* START *
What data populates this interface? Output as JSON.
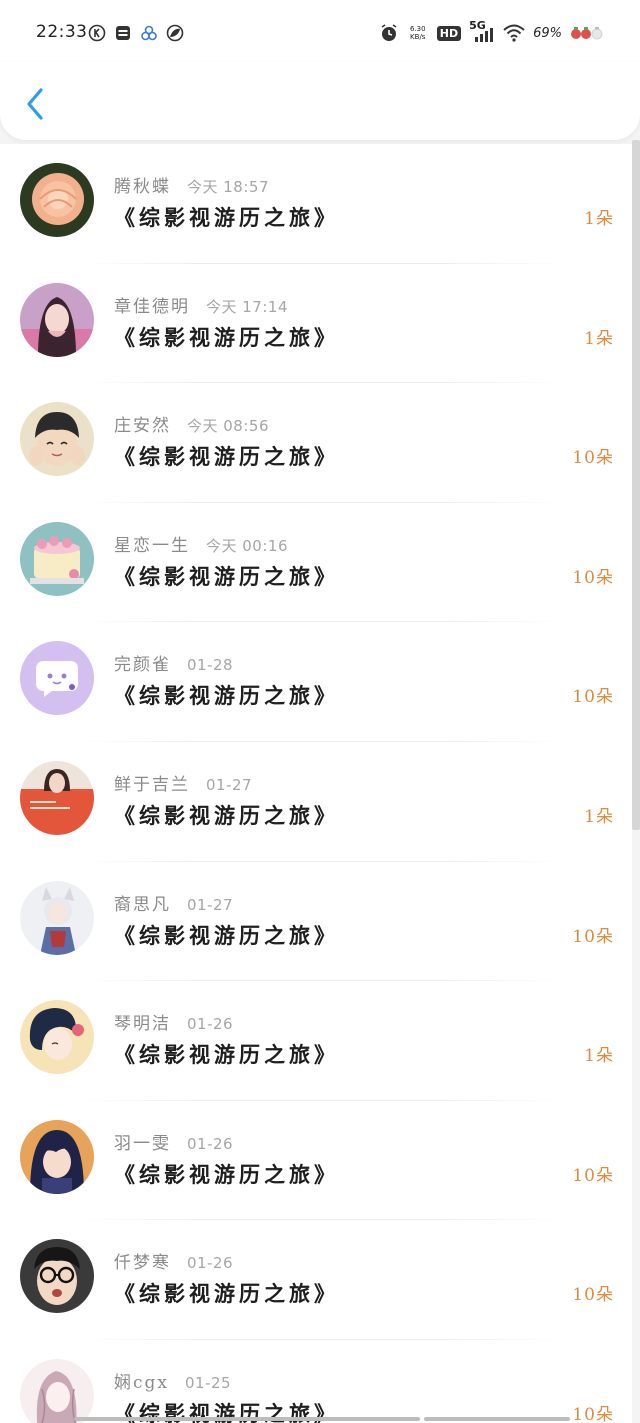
{
  "status_bar": {
    "time": "22:33",
    "net_speed": "6.30 KB/s",
    "hd": "HD",
    "network": "5G",
    "battery": "69%"
  },
  "header": {
    "back_icon": "chevron-left-icon"
  },
  "colors": {
    "accent_blue": "#2a9ee8",
    "count_orange": "#e08a3c"
  },
  "list": {
    "items": [
      {
        "name": "腾秋蝶",
        "time": "今天 18:57",
        "book": "《综影视游历之旅》",
        "count": "1朵"
      },
      {
        "name": "章佳德明",
        "time": "今天 17:14",
        "book": "《综影视游历之旅》",
        "count": "1朵"
      },
      {
        "name": "庄安然",
        "time": "今天 08:56",
        "book": "《综影视游历之旅》",
        "count": "10朵"
      },
      {
        "name": "星恋一生",
        "time": "今天 00:16",
        "book": "《综影视游历之旅》",
        "count": "10朵"
      },
      {
        "name": "完颜雀",
        "time": "01-28",
        "book": "《综影视游历之旅》",
        "count": "10朵"
      },
      {
        "name": "鲜于吉兰",
        "time": "01-27",
        "book": "《综影视游历之旅》",
        "count": "1朵"
      },
      {
        "name": "裔思凡",
        "time": "01-27",
        "book": "《综影视游历之旅》",
        "count": "10朵"
      },
      {
        "name": "琴明洁",
        "time": "01-26",
        "book": "《综影视游历之旅》",
        "count": "1朵"
      },
      {
        "name": "羽一雯",
        "time": "01-26",
        "book": "《综影视游历之旅》",
        "count": "10朵"
      },
      {
        "name": "仟梦寒",
        "time": "01-26",
        "book": "《综影视游历之旅》",
        "count": "10朵"
      },
      {
        "name": "娴cgx",
        "time": "01-25",
        "book": "《综影视游历之旅》",
        "count": "10朵"
      }
    ]
  }
}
* END *
*SET PROBLEM*:
Replicate the material above verbatim; images stay out of the copy.

*ANSWER TO THE PROBLEM*:
What data populates this interface? Output as JSON.
{
  "status_bar": {
    "time": "22:33",
    "net_speed": "6.30 KB/s",
    "hd": "HD",
    "network": "5G",
    "battery": "69%"
  },
  "header": {
    "back_icon": "chevron-left-icon"
  },
  "colors": {
    "accent_blue": "#2a9ee8",
    "count_orange": "#e08a3c"
  },
  "list": {
    "items": [
      {
        "name": "腾秋蝶",
        "time": "今天 18:57",
        "book": "《综影视游历之旅》",
        "count": "1朵"
      },
      {
        "name": "章佳德明",
        "time": "今天 17:14",
        "book": "《综影视游历之旅》",
        "count": "1朵"
      },
      {
        "name": "庄安然",
        "time": "今天 08:56",
        "book": "《综影视游历之旅》",
        "count": "10朵"
      },
      {
        "name": "星恋一生",
        "time": "今天 00:16",
        "book": "《综影视游历之旅》",
        "count": "10朵"
      },
      {
        "name": "完颜雀",
        "time": "01-28",
        "book": "《综影视游历之旅》",
        "count": "10朵"
      },
      {
        "name": "鲜于吉兰",
        "time": "01-27",
        "book": "《综影视游历之旅》",
        "count": "1朵"
      },
      {
        "name": "裔思凡",
        "time": "01-27",
        "book": "《综影视游历之旅》",
        "count": "10朵"
      },
      {
        "name": "琴明洁",
        "time": "01-26",
        "book": "《综影视游历之旅》",
        "count": "1朵"
      },
      {
        "name": "羽一雯",
        "time": "01-26",
        "book": "《综影视游历之旅》",
        "count": "10朵"
      },
      {
        "name": "仟梦寒",
        "time": "01-26",
        "book": "《综影视游历之旅》",
        "count": "10朵"
      },
      {
        "name": "娴cgx",
        "time": "01-25",
        "book": "《综影视游历之旅》",
        "count": "10朵"
      }
    ]
  }
}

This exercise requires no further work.